Job
Return the whole listing, keeping every character the same.

Entries taken from a collection

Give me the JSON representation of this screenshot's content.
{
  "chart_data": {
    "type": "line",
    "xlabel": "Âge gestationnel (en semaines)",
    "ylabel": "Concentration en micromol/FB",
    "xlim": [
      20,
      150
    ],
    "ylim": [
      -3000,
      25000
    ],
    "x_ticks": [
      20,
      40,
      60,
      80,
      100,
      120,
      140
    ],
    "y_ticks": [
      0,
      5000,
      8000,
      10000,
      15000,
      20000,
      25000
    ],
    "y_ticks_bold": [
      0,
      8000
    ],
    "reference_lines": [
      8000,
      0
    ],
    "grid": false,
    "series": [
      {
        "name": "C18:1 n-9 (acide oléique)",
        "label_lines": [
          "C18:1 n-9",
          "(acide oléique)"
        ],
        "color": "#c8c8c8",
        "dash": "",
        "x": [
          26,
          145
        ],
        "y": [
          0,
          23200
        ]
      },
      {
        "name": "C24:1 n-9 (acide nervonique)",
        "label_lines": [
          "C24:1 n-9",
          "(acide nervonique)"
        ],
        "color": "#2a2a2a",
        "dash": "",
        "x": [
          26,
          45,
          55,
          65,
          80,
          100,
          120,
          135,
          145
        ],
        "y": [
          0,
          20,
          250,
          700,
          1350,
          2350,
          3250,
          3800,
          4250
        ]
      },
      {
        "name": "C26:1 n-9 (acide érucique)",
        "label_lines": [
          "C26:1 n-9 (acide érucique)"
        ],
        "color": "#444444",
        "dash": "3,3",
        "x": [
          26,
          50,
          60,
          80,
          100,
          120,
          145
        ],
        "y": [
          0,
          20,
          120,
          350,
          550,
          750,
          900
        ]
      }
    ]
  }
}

Expected answer
Give me the JSON representation of this screenshot's content.
{
  "chart_data": {
    "type": "line",
    "xlabel": "Âge gestationnel (en semaines)",
    "ylabel": "Concentration en micromol/FB",
    "xlim": [
      20,
      150
    ],
    "ylim": [
      -3000,
      25000
    ],
    "x_ticks": [
      20,
      40,
      60,
      80,
      100,
      120,
      140
    ],
    "y_ticks": [
      0,
      5000,
      8000,
      10000,
      15000,
      20000,
      25000
    ],
    "y_ticks_bold": [
      0,
      8000
    ],
    "reference_lines": [
      8000,
      0
    ],
    "grid": false,
    "series": [
      {
        "name": "C18:1 n-9 (acide oléique)",
        "label_lines": [
          "C18:1 n-9",
          "(acide oléique)"
        ],
        "color": "#c8c8c8",
        "dash": "",
        "x": [
          26,
          145
        ],
        "y": [
          0,
          23200
        ]
      },
      {
        "name": "C24:1 n-9 (acide nervonique)",
        "label_lines": [
          "C24:1 n-9",
          "(acide nervonique)"
        ],
        "color": "#2a2a2a",
        "dash": "",
        "x": [
          26,
          45,
          55,
          65,
          80,
          100,
          120,
          135,
          145
        ],
        "y": [
          0,
          20,
          250,
          700,
          1350,
          2350,
          3250,
          3800,
          4250
        ]
      },
      {
        "name": "C26:1 n-9 (acide érucique)",
        "label_lines": [
          "C26:1 n-9 (acide érucique)"
        ],
        "color": "#444444",
        "dash": "3,3",
        "x": [
          26,
          50,
          60,
          80,
          100,
          120,
          145
        ],
        "y": [
          0,
          20,
          120,
          350,
          550,
          750,
          900
        ]
      }
    ]
  }
}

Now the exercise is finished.